> Given request: Extract the complete data exactly as given.

Saved data entries:
******************************
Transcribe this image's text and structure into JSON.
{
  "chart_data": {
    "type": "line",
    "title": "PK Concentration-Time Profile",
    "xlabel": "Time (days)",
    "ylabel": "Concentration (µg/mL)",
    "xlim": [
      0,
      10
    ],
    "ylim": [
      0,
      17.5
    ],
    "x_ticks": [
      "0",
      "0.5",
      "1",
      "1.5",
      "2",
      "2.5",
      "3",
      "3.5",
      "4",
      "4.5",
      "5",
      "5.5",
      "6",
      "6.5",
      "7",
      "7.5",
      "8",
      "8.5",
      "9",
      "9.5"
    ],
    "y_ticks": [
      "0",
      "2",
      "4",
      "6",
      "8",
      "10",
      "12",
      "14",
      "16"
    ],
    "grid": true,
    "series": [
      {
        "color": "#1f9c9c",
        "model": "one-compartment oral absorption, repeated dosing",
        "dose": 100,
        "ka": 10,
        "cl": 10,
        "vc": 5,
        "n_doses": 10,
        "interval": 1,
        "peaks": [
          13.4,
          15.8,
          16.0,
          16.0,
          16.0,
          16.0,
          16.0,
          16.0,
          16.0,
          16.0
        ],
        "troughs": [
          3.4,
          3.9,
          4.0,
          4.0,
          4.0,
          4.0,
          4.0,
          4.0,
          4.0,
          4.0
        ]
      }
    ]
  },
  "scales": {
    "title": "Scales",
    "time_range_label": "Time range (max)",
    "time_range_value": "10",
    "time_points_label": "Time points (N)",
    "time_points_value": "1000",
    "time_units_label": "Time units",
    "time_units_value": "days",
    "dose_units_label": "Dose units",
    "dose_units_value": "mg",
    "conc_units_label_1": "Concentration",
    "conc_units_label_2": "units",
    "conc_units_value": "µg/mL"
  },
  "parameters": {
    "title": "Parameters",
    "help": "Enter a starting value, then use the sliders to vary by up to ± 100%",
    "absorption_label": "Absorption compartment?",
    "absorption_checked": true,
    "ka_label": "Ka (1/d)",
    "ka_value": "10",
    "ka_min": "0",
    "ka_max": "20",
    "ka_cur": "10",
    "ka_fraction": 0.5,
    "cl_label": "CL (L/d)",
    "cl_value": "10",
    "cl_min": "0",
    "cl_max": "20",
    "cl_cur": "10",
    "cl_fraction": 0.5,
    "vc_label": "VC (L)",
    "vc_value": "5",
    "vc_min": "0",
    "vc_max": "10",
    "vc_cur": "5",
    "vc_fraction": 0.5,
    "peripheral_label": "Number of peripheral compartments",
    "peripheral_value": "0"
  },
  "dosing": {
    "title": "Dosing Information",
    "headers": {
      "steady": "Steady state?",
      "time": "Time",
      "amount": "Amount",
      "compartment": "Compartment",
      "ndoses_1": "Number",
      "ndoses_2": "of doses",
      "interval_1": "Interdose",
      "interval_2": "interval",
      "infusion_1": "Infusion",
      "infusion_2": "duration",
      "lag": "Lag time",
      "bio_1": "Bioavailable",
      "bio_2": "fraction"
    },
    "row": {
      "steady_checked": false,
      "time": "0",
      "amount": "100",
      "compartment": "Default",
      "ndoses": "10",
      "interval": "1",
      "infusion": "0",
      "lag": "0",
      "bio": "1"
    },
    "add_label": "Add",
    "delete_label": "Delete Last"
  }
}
******************************
> Full solution:
Transcribe this image's text and structure into JSON.
{
  "chart_data": {
    "type": "line",
    "title": "PK Concentration-Time Profile",
    "xlabel": "Time (days)",
    "ylabel": "Concentration (µg/mL)",
    "xlim": [
      0,
      10
    ],
    "ylim": [
      0,
      17.5
    ],
    "x_ticks": [
      "0",
      "0.5",
      "1",
      "1.5",
      "2",
      "2.5",
      "3",
      "3.5",
      "4",
      "4.5",
      "5",
      "5.5",
      "6",
      "6.5",
      "7",
      "7.5",
      "8",
      "8.5",
      "9",
      "9.5"
    ],
    "y_ticks": [
      "0",
      "2",
      "4",
      "6",
      "8",
      "10",
      "12",
      "14",
      "16"
    ],
    "grid": true,
    "series": [
      {
        "color": "#1f9c9c",
        "model": "one-compartment oral absorption, repeated dosing",
        "dose": 100,
        "ka": 10,
        "cl": 10,
        "vc": 5,
        "n_doses": 10,
        "interval": 1,
        "peaks": [
          13.4,
          15.8,
          16.0,
          16.0,
          16.0,
          16.0,
          16.0,
          16.0,
          16.0,
          16.0
        ],
        "troughs": [
          3.4,
          3.9,
          4.0,
          4.0,
          4.0,
          4.0,
          4.0,
          4.0,
          4.0,
          4.0
        ]
      }
    ]
  },
  "scales": {
    "title": "Scales",
    "time_range_label": "Time range (max)",
    "time_range_value": "10",
    "time_points_label": "Time points (N)",
    "time_points_value": "1000",
    "time_units_label": "Time units",
    "time_units_value": "days",
    "dose_units_label": "Dose units",
    "dose_units_value": "mg",
    "conc_units_label_1": "Concentration",
    "conc_units_label_2": "units",
    "conc_units_value": "µg/mL"
  },
  "parameters": {
    "title": "Parameters",
    "help": "Enter a starting value, then use the sliders to vary by up to ± 100%",
    "absorption_label": "Absorption compartment?",
    "absorption_checked": true,
    "ka_label": "Ka (1/d)",
    "ka_value": "10",
    "ka_min": "0",
    "ka_max": "20",
    "ka_cur": "10",
    "ka_fraction": 0.5,
    "cl_label": "CL (L/d)",
    "cl_value": "10",
    "cl_min": "0",
    "cl_max": "20",
    "cl_cur": "10",
    "cl_fraction": 0.5,
    "vc_label": "VC (L)",
    "vc_value": "5",
    "vc_min": "0",
    "vc_max": "10",
    "vc_cur": "5",
    "vc_fraction": 0.5,
    "peripheral_label": "Number of peripheral compartments",
    "peripheral_value": "0"
  },
  "dosing": {
    "title": "Dosing Information",
    "headers": {
      "steady": "Steady state?",
      "time": "Time",
      "amount": "Amount",
      "compartment": "Compartment",
      "ndoses_1": "Number",
      "ndoses_2": "of doses",
      "interval_1": "Interdose",
      "interval_2": "interval",
      "infusion_1": "Infusion",
      "infusion_2": "duration",
      "lag": "Lag time",
      "bio_1": "Bioavailable",
      "bio_2": "fraction"
    },
    "row": {
      "steady_checked": false,
      "time": "0",
      "amount": "100",
      "compartment": "Default",
      "ndoses": "10",
      "interval": "1",
      "infusion": "0",
      "lag": "0",
      "bio": "1"
    },
    "add_label": "Add",
    "delete_label": "Delete Last"
  }
}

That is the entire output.